= Written instruction =
Omit all pictures, then retype the data exactly as given.

= Data shown =
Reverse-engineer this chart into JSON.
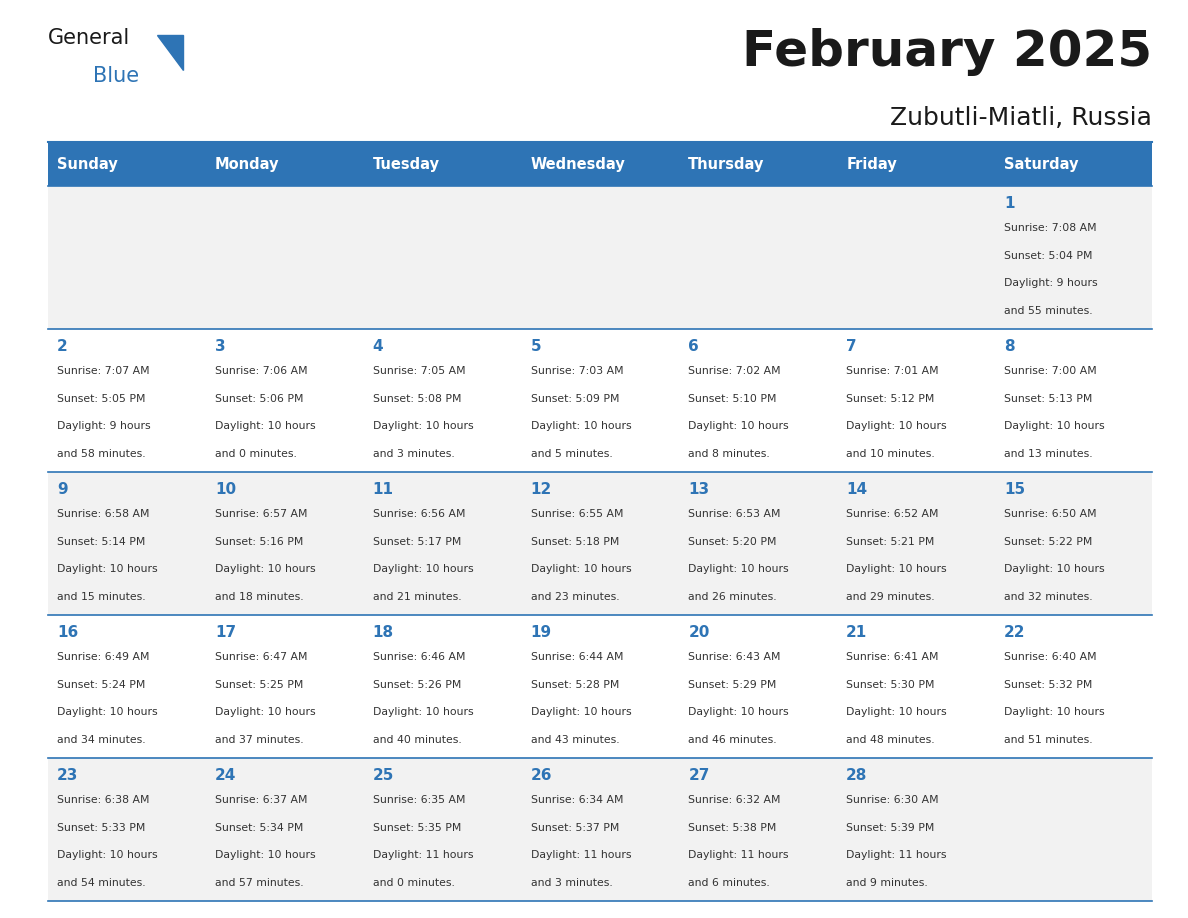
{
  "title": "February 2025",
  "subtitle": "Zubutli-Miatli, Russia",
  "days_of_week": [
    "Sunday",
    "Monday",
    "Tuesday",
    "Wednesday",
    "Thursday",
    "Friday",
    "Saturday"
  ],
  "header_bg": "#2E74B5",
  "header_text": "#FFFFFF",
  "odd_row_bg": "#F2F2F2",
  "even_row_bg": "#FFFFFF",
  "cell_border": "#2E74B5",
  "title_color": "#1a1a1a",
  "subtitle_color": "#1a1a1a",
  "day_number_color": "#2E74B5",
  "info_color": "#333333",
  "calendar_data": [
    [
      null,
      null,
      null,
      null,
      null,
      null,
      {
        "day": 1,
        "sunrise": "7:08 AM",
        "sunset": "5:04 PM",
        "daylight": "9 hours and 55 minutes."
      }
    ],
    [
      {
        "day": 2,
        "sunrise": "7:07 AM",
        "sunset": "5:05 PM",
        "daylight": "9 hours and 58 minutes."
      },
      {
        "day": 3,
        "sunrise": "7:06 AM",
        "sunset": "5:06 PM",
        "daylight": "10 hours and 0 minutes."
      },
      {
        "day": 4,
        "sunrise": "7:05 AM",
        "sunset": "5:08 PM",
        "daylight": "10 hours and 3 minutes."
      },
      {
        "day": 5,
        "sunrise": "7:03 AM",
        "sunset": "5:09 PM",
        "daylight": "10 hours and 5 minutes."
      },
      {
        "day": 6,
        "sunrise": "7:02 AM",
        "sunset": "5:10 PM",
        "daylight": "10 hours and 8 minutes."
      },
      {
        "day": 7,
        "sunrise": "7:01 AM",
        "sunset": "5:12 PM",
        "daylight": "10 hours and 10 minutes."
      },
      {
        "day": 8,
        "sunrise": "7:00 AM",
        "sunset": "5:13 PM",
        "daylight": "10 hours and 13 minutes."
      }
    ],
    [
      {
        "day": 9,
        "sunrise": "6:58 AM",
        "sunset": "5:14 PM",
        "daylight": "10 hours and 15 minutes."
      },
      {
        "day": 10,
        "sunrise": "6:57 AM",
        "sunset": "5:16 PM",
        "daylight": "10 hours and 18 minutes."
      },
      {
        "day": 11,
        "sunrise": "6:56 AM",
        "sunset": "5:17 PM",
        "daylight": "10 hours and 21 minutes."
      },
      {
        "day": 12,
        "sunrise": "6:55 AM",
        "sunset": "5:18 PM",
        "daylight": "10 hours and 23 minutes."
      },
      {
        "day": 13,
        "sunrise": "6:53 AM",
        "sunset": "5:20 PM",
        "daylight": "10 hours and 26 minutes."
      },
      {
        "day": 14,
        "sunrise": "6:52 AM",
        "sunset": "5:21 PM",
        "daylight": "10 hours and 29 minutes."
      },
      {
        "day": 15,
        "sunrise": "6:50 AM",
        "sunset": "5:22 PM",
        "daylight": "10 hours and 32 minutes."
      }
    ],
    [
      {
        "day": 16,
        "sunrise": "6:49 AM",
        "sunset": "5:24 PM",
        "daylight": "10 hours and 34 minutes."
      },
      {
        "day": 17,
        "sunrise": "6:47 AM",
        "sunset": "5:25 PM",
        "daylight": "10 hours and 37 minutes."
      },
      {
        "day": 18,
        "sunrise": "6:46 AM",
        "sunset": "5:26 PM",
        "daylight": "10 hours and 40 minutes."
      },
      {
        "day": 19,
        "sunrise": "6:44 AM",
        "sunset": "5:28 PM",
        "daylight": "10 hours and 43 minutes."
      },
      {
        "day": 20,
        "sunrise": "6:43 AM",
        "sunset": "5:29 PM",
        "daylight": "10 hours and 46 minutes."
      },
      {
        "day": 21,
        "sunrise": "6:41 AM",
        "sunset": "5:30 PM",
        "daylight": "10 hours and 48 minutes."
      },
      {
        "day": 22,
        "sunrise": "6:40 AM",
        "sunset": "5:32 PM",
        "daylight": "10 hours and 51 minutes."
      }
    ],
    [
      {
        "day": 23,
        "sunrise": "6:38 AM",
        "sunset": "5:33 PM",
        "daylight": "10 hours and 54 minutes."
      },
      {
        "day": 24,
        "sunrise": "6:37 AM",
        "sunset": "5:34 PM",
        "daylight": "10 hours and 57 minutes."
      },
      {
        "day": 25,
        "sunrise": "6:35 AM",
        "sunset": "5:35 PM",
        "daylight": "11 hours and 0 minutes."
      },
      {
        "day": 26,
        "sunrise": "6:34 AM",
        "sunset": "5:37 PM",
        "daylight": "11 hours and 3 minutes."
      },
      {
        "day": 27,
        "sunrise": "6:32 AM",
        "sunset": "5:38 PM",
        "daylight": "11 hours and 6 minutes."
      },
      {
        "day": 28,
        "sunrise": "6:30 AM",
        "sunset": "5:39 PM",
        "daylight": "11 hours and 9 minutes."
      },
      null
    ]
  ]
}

= Written response =
Reverse-engineer this chart into JSON.
{
  "title": "February 2025",
  "subtitle": "Zubutli-Miatli, Russia",
  "days_of_week": [
    "Sunday",
    "Monday",
    "Tuesday",
    "Wednesday",
    "Thursday",
    "Friday",
    "Saturday"
  ],
  "header_bg": "#2E74B5",
  "header_text": "#FFFFFF",
  "odd_row_bg": "#F2F2F2",
  "even_row_bg": "#FFFFFF",
  "cell_border": "#2E74B5",
  "title_color": "#1a1a1a",
  "subtitle_color": "#1a1a1a",
  "day_number_color": "#2E74B5",
  "info_color": "#333333",
  "calendar_data": [
    [
      null,
      null,
      null,
      null,
      null,
      null,
      {
        "day": 1,
        "sunrise": "7:08 AM",
        "sunset": "5:04 PM",
        "daylight": "9 hours and 55 minutes."
      }
    ],
    [
      {
        "day": 2,
        "sunrise": "7:07 AM",
        "sunset": "5:05 PM",
        "daylight": "9 hours and 58 minutes."
      },
      {
        "day": 3,
        "sunrise": "7:06 AM",
        "sunset": "5:06 PM",
        "daylight": "10 hours and 0 minutes."
      },
      {
        "day": 4,
        "sunrise": "7:05 AM",
        "sunset": "5:08 PM",
        "daylight": "10 hours and 3 minutes."
      },
      {
        "day": 5,
        "sunrise": "7:03 AM",
        "sunset": "5:09 PM",
        "daylight": "10 hours and 5 minutes."
      },
      {
        "day": 6,
        "sunrise": "7:02 AM",
        "sunset": "5:10 PM",
        "daylight": "10 hours and 8 minutes."
      },
      {
        "day": 7,
        "sunrise": "7:01 AM",
        "sunset": "5:12 PM",
        "daylight": "10 hours and 10 minutes."
      },
      {
        "day": 8,
        "sunrise": "7:00 AM",
        "sunset": "5:13 PM",
        "daylight": "10 hours and 13 minutes."
      }
    ],
    [
      {
        "day": 9,
        "sunrise": "6:58 AM",
        "sunset": "5:14 PM",
        "daylight": "10 hours and 15 minutes."
      },
      {
        "day": 10,
        "sunrise": "6:57 AM",
        "sunset": "5:16 PM",
        "daylight": "10 hours and 18 minutes."
      },
      {
        "day": 11,
        "sunrise": "6:56 AM",
        "sunset": "5:17 PM",
        "daylight": "10 hours and 21 minutes."
      },
      {
        "day": 12,
        "sunrise": "6:55 AM",
        "sunset": "5:18 PM",
        "daylight": "10 hours and 23 minutes."
      },
      {
        "day": 13,
        "sunrise": "6:53 AM",
        "sunset": "5:20 PM",
        "daylight": "10 hours and 26 minutes."
      },
      {
        "day": 14,
        "sunrise": "6:52 AM",
        "sunset": "5:21 PM",
        "daylight": "10 hours and 29 minutes."
      },
      {
        "day": 15,
        "sunrise": "6:50 AM",
        "sunset": "5:22 PM",
        "daylight": "10 hours and 32 minutes."
      }
    ],
    [
      {
        "day": 16,
        "sunrise": "6:49 AM",
        "sunset": "5:24 PM",
        "daylight": "10 hours and 34 minutes."
      },
      {
        "day": 17,
        "sunrise": "6:47 AM",
        "sunset": "5:25 PM",
        "daylight": "10 hours and 37 minutes."
      },
      {
        "day": 18,
        "sunrise": "6:46 AM",
        "sunset": "5:26 PM",
        "daylight": "10 hours and 40 minutes."
      },
      {
        "day": 19,
        "sunrise": "6:44 AM",
        "sunset": "5:28 PM",
        "daylight": "10 hours and 43 minutes."
      },
      {
        "day": 20,
        "sunrise": "6:43 AM",
        "sunset": "5:29 PM",
        "daylight": "10 hours and 46 minutes."
      },
      {
        "day": 21,
        "sunrise": "6:41 AM",
        "sunset": "5:30 PM",
        "daylight": "10 hours and 48 minutes."
      },
      {
        "day": 22,
        "sunrise": "6:40 AM",
        "sunset": "5:32 PM",
        "daylight": "10 hours and 51 minutes."
      }
    ],
    [
      {
        "day": 23,
        "sunrise": "6:38 AM",
        "sunset": "5:33 PM",
        "daylight": "10 hours and 54 minutes."
      },
      {
        "day": 24,
        "sunrise": "6:37 AM",
        "sunset": "5:34 PM",
        "daylight": "10 hours and 57 minutes."
      },
      {
        "day": 25,
        "sunrise": "6:35 AM",
        "sunset": "5:35 PM",
        "daylight": "11 hours and 0 minutes."
      },
      {
        "day": 26,
        "sunrise": "6:34 AM",
        "sunset": "5:37 PM",
        "daylight": "11 hours and 3 minutes."
      },
      {
        "day": 27,
        "sunrise": "6:32 AM",
        "sunset": "5:38 PM",
        "daylight": "11 hours and 6 minutes."
      },
      {
        "day": 28,
        "sunrise": "6:30 AM",
        "sunset": "5:39 PM",
        "daylight": "11 hours and 9 minutes."
      },
      null
    ]
  ]
}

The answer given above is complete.